• Data to use:

◆ ◆ ◆ ◆

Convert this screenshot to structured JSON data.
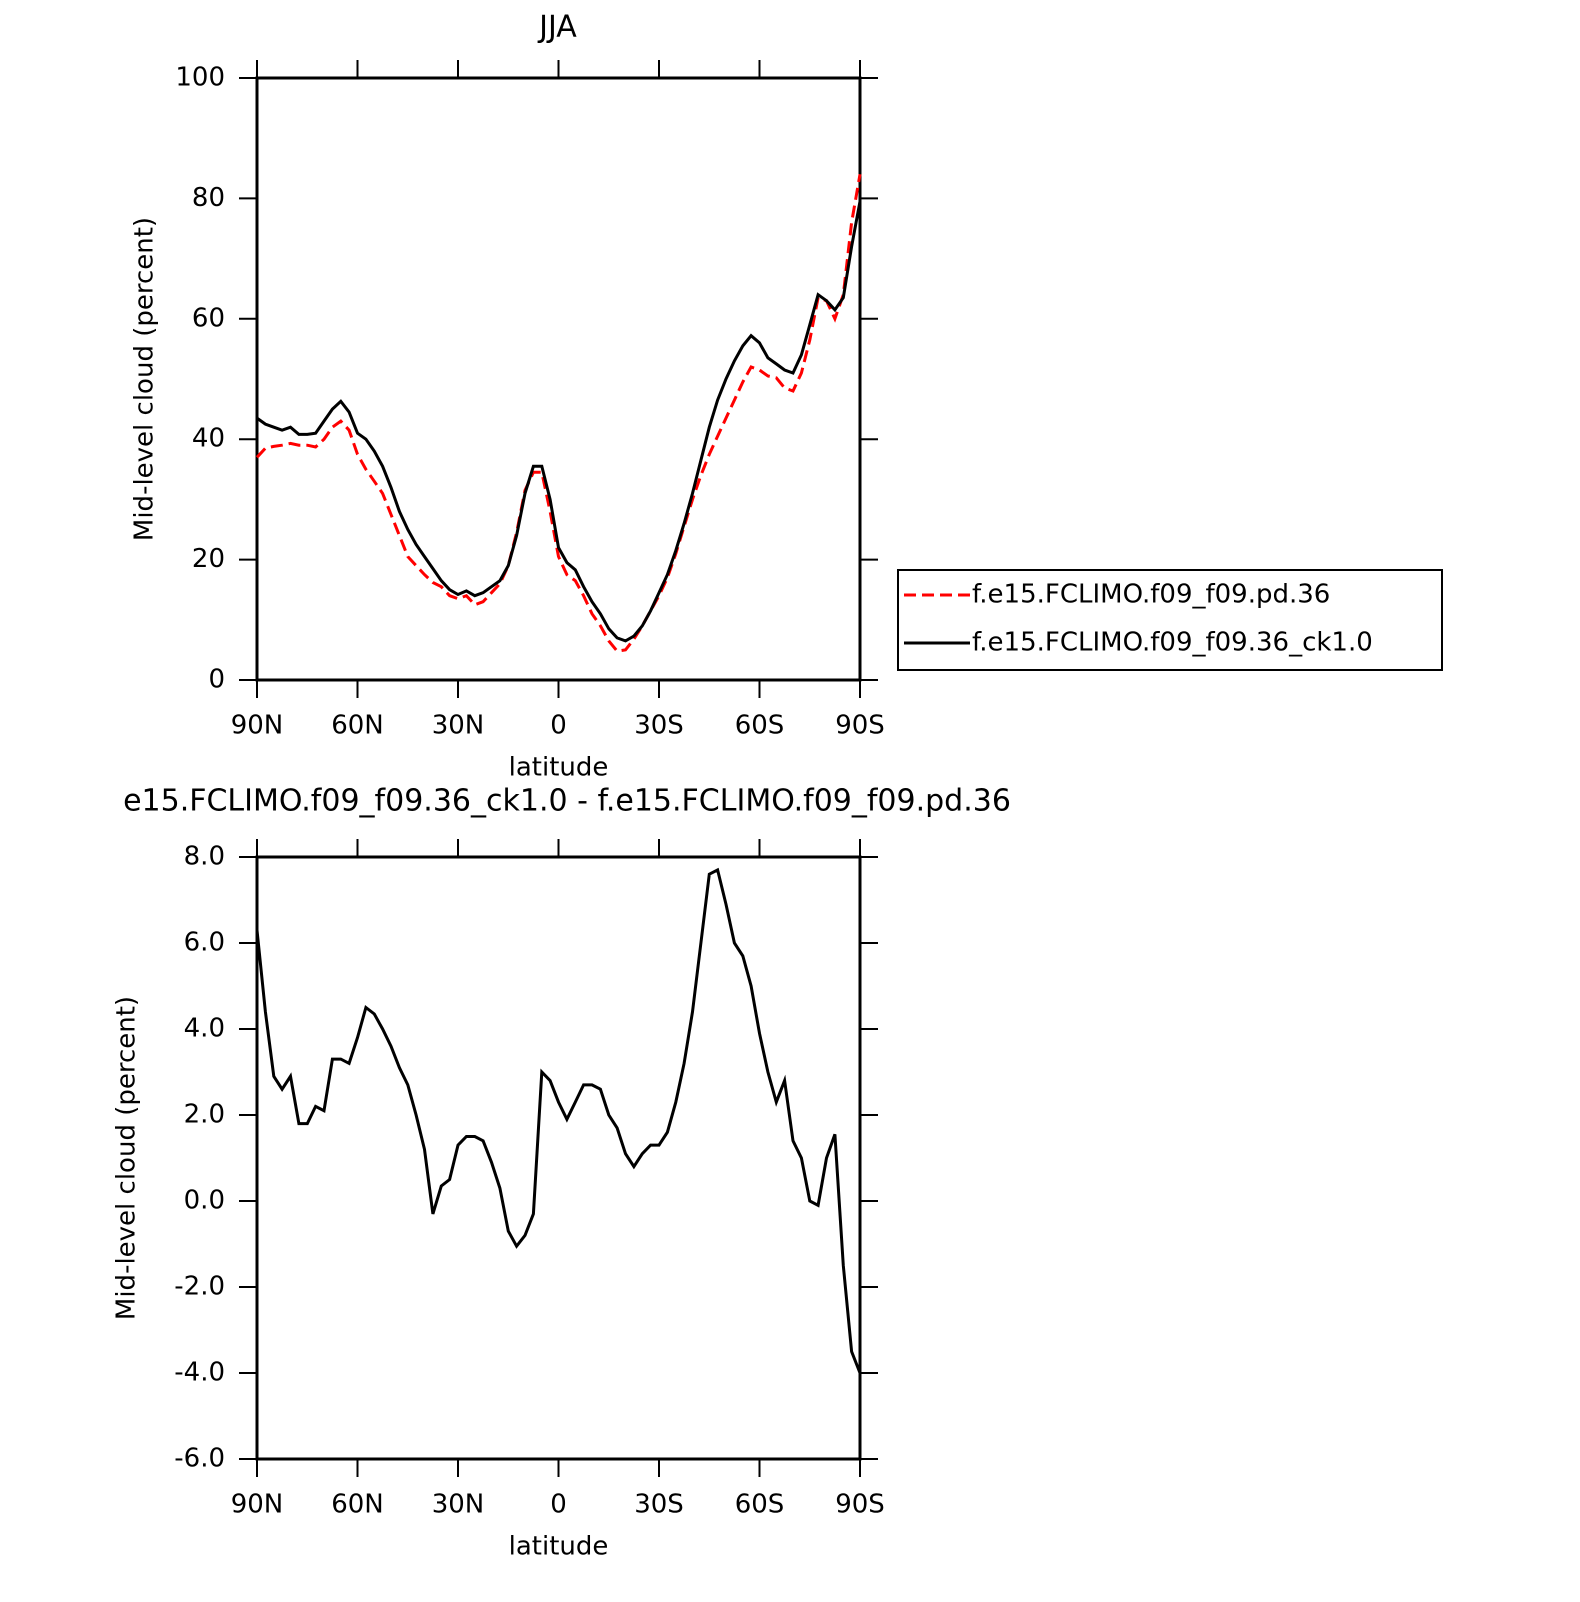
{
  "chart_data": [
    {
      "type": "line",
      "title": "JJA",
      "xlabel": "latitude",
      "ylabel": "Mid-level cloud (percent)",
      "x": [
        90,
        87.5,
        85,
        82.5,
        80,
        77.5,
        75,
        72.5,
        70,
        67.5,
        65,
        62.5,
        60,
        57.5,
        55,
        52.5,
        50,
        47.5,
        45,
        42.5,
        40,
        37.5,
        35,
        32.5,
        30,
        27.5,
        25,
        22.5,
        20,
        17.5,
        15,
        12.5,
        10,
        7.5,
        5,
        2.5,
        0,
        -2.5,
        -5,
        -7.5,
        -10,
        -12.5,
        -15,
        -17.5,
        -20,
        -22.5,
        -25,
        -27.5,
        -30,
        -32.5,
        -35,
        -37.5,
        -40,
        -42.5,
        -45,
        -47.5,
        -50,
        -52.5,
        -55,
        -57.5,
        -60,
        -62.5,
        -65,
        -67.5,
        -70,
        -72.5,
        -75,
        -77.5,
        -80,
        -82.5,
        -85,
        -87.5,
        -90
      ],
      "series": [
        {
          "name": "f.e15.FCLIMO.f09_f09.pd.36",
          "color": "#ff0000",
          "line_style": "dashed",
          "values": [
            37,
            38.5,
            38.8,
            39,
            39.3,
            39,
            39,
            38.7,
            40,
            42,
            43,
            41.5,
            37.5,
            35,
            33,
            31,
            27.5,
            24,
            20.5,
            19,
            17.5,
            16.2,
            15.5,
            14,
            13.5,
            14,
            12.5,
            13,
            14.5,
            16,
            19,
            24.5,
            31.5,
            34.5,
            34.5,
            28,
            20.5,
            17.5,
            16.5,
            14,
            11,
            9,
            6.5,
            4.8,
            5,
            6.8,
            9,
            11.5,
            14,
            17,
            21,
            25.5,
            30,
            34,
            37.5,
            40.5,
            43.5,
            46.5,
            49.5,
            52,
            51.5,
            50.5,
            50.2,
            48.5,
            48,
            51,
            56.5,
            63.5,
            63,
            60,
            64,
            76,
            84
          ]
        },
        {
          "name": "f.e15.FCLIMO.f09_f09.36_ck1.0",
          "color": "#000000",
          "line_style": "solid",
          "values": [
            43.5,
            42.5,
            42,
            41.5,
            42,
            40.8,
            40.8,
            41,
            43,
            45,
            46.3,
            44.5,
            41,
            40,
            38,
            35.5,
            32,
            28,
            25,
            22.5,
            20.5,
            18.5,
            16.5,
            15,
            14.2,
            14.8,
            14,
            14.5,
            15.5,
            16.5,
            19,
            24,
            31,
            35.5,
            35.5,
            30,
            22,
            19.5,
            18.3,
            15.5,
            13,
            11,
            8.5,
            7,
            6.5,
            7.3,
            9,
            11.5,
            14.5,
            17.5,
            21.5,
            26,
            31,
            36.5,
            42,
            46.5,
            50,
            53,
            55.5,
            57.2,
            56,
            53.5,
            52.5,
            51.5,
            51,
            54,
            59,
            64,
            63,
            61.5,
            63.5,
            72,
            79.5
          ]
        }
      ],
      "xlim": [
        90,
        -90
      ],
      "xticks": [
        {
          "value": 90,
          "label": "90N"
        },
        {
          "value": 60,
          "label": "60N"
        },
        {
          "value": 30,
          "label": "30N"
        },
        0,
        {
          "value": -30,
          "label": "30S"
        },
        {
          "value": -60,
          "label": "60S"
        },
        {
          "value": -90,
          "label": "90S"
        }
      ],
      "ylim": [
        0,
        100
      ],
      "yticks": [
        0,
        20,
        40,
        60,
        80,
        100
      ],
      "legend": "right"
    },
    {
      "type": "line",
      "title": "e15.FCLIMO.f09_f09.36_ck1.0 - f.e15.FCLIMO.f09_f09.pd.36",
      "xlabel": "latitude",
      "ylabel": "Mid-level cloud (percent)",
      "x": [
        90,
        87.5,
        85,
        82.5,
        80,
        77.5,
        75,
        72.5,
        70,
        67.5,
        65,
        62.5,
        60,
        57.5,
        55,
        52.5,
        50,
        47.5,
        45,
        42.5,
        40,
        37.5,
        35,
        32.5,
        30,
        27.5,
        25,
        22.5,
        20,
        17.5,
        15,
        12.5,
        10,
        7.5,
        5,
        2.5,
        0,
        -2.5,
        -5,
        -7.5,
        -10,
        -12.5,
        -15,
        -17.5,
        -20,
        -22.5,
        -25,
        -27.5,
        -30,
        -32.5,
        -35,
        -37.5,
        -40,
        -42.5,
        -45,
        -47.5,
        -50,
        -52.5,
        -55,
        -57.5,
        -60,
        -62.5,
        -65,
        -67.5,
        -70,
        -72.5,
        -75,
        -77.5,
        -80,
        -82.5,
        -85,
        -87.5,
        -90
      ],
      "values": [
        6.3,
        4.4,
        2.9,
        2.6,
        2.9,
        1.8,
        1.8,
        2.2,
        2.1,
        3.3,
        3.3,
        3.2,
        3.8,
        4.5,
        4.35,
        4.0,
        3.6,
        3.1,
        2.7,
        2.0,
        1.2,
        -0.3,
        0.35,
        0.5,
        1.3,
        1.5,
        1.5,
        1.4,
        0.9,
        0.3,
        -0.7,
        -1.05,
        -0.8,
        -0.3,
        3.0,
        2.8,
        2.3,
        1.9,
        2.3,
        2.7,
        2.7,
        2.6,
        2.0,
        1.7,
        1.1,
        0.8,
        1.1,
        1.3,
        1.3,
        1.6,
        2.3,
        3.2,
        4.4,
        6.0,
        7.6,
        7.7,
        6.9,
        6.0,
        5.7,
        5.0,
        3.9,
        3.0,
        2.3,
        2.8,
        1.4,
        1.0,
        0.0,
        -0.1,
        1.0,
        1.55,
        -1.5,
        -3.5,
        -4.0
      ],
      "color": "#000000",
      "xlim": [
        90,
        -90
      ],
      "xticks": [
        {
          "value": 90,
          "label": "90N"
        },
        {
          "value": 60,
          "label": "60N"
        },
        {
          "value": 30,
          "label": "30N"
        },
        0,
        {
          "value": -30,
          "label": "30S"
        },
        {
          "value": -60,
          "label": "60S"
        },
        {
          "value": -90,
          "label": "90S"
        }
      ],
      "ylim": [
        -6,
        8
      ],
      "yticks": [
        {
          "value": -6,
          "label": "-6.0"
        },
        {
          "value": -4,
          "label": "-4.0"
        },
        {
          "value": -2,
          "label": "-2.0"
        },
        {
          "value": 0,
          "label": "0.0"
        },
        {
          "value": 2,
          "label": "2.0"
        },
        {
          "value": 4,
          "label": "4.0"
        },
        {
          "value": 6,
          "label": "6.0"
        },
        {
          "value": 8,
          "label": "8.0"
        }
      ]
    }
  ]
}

◆ ◆ ◆ ◆

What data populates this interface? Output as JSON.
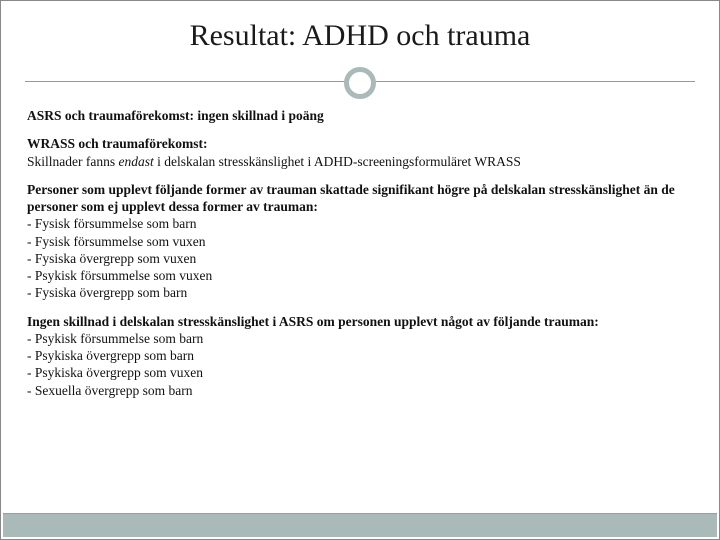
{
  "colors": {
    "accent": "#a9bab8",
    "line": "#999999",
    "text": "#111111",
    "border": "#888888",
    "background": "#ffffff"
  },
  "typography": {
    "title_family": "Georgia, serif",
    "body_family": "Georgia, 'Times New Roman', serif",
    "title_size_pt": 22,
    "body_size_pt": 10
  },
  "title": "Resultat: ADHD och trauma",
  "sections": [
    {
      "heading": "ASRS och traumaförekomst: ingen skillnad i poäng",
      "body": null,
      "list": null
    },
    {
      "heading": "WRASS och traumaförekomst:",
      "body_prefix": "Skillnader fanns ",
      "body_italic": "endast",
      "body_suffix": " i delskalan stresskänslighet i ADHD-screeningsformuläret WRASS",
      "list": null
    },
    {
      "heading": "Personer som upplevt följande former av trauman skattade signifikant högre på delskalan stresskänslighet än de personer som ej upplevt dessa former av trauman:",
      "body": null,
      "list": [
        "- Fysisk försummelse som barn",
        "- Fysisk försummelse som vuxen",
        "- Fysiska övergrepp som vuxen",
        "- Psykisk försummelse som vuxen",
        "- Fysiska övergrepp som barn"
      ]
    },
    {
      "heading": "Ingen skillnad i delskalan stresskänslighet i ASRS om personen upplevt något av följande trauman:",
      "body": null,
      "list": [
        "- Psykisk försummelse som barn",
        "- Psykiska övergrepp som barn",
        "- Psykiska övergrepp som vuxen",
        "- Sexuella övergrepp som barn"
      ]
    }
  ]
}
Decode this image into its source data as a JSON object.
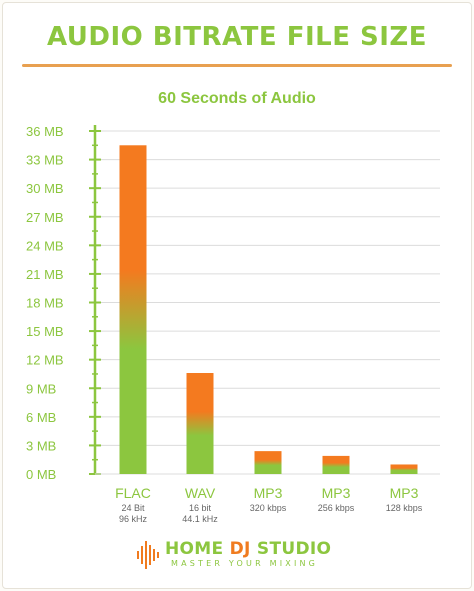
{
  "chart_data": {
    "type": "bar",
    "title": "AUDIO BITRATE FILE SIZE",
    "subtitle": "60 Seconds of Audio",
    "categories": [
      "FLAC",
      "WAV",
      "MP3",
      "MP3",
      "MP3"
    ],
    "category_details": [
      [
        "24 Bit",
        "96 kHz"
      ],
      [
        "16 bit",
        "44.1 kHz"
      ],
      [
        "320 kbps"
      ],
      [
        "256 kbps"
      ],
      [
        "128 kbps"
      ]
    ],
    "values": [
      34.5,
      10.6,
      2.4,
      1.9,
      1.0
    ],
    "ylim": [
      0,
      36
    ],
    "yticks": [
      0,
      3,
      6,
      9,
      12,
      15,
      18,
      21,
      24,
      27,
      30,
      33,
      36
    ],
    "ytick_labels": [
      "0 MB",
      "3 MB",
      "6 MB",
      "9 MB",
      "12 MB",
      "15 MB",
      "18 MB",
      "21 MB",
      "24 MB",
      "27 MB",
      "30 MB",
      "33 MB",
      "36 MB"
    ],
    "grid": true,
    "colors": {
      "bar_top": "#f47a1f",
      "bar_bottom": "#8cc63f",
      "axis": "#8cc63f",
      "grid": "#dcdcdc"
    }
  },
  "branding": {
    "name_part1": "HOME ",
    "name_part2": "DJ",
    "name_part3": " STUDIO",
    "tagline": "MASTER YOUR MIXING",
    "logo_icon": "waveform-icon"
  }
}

◆ ◆ ◆ ◆

• Exercise directions:
The answer is a single number: how many lines include the word "trauman"?

• Task answer:
2